▶ **ACTIVITIES**
[A] In the forum thread on the datahub_usage_event indices, what response code did the GET request for datahub_usage_event-000001 return?
[B] Summarize the forum thread on the datahub_usage_event indices in two sentences.

▶ **TEXT SHOWN**
^^^^

Hi Sufyan, are you able to share any more on the datahub_usage_event indices? Specifically datahub_usage_event-000001?

Hi, are there any commands I should run to get the additional info for those indices?

<@U05BW5BFX0R> Hi Ellie, I have faced the same issue. Here is my error message and datahub_usage_event indices.

2024/02/22 07:51:58 Received 200 from <https://vpc-datahub-uvsazv554daj62ce36m6na46x4.ap-northeast-2.es.amazonaws.com:443>
2024-02-22 16:51:58	going to use protocol: https
2024-02-22 16:51:58	going to use default elastic headers
2024-02-22 16:51:58	not using any prefix
2024-02-22 16:51:58	datahub_analytics_enabled: true
2024-02-22 16:51:58	>>> GET _opendistro/_ism/policies/datahub_usage_event_policy response code is 200
2024-02-22 16:51:58	>>> _opendistro/_ism/policies/datahub_usage_event_policy already exists ✓
2024-02-22 16:51:58	>>> GET _template/datahub_usage_event_index_template response code is 200
2024-02-22 16:51:58	>>> _template/datahub_usage_event_index_template already exists ✓
2024-02-22 16:51:59	

2024-02-22 16:51:59	>>> GET datahub_usage_event-000001 response code is 404
2024-02-22 16:51:59	>>> creating datahub_usage_event-000001 because it doesn't exist ...

^^^^

▶ **SOURCE INFORMATION**

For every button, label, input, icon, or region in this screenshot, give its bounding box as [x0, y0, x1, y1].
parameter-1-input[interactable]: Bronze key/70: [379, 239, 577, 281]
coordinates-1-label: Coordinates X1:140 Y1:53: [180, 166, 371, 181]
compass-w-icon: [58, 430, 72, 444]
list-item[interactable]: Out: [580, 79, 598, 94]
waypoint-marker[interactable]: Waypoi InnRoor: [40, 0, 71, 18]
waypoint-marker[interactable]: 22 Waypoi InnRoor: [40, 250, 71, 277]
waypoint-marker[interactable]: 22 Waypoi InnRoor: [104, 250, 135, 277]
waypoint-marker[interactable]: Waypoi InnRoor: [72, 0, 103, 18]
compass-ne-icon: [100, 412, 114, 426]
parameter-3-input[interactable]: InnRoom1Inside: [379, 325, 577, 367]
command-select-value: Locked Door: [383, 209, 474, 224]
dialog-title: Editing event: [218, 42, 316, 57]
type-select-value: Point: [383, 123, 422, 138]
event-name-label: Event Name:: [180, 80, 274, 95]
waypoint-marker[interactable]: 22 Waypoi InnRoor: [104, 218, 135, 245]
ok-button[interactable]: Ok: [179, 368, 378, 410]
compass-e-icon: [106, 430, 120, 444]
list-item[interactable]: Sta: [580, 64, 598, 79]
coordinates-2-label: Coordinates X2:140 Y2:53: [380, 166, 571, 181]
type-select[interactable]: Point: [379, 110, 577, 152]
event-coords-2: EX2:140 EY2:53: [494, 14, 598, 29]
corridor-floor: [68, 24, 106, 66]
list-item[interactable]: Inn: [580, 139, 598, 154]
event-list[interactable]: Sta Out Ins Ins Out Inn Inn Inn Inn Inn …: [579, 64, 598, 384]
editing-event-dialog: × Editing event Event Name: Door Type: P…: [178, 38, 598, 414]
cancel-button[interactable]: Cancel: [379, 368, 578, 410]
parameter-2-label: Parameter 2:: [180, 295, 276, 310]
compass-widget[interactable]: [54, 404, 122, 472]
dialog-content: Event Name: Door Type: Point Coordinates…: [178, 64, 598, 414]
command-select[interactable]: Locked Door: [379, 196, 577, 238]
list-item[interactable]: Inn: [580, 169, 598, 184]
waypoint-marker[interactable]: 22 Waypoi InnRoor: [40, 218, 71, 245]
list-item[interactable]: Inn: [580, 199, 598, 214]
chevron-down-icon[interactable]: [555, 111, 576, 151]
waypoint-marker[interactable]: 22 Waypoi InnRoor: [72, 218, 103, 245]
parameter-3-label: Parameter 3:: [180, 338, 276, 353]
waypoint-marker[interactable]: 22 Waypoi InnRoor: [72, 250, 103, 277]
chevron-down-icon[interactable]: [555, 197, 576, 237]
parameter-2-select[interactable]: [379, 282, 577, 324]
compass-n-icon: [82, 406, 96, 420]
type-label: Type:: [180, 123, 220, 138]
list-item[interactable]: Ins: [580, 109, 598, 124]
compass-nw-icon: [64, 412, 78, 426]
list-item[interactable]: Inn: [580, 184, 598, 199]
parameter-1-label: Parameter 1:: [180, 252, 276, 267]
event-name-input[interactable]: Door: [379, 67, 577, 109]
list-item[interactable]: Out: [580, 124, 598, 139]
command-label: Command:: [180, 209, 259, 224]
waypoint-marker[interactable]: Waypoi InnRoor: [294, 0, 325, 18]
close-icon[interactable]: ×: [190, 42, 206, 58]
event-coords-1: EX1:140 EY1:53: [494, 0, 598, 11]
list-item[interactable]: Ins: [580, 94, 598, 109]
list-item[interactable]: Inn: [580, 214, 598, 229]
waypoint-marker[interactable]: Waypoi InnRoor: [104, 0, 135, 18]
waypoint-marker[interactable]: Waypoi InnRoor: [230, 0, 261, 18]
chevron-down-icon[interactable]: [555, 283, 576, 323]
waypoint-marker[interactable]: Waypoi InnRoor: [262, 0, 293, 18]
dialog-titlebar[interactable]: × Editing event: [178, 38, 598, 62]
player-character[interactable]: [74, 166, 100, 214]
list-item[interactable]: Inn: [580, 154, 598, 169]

^^^^

▶ **OUTPUTS BY TASK**
[A] 404

[B] Sufyan is asked for more information on the datahub_usage_event indices, specifically datahub_usage_event-000001, and a reply asks what commands would provide it. Another participant tells Ellie they faced the same issue and shares a log showing that the usage event policy and index template already exist, but datahub_usage_event-000001 returns 404 and is therefore being created.